- **What to work on**:
Type the records out again in full, exactly.
══ Excerpted records ══
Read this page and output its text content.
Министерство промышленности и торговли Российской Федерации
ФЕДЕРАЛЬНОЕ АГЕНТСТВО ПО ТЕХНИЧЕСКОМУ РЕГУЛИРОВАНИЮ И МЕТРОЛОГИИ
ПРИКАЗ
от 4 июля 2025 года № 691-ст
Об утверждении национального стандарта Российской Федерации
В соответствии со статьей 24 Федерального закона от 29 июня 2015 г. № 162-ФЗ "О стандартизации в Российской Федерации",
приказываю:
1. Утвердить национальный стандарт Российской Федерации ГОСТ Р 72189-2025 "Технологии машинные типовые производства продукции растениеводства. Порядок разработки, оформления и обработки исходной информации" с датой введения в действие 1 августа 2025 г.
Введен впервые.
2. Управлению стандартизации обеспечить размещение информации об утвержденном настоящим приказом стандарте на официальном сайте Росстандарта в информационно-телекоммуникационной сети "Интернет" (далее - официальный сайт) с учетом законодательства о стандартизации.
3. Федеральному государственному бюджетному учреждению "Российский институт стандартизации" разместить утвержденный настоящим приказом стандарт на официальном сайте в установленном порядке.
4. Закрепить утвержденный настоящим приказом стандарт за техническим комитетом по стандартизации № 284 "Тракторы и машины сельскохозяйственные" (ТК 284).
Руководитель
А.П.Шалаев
═══
- **Task solution**:
Read this page and output its text content.
Министерство промышленности и торговли Российской Федерации
ФЕДЕРАЛЬНОЕ АГЕНТСТВО ПО ТЕХНИЧЕСКОМУ РЕГУЛИРОВАНИЮ И МЕТРОЛОГИИ
ПРИКАЗ
от 4 июля 2025 года № 691-ст
Об утверждении национального стандарта Российской Федерации
В соответствии со статьей 24 Федерального закона от 29 июня 2015 г. № 162-ФЗ "О стандартизации в Российской Федерации",
приказываю:
1. Утвердить национальный стандарт Российской Федерации ГОСТ Р 72189-2025 "Технологии машинные типовые производства продукции растениеводства. Порядок разработки, оформления и обработки исходной информации" с датой введения в действие 1 августа 2025 г.
Введен впервые.
2. Управлению стандартизации обеспечить размещение информации об утвержденном настоящим приказом стандарте на официальном сайте Росстандарта в информационно-телекоммуникационной сети "Интернет" (далее - официальный сайт) с учетом законодательства о стандартизации.
3. Федеральному государственному бюджетному учреждению "Российский институт стандартизации" разместить утвержденный настоящим приказом стандарт на официальном сайте в установленном порядке.
4. Закрепить утвержденный настоящим приказом стандарт за техническим комитетом по стандартизации № 284 "Тракторы и машины сельскохозяйственные" (ТК 284).
Руководитель
А.П.Шалаев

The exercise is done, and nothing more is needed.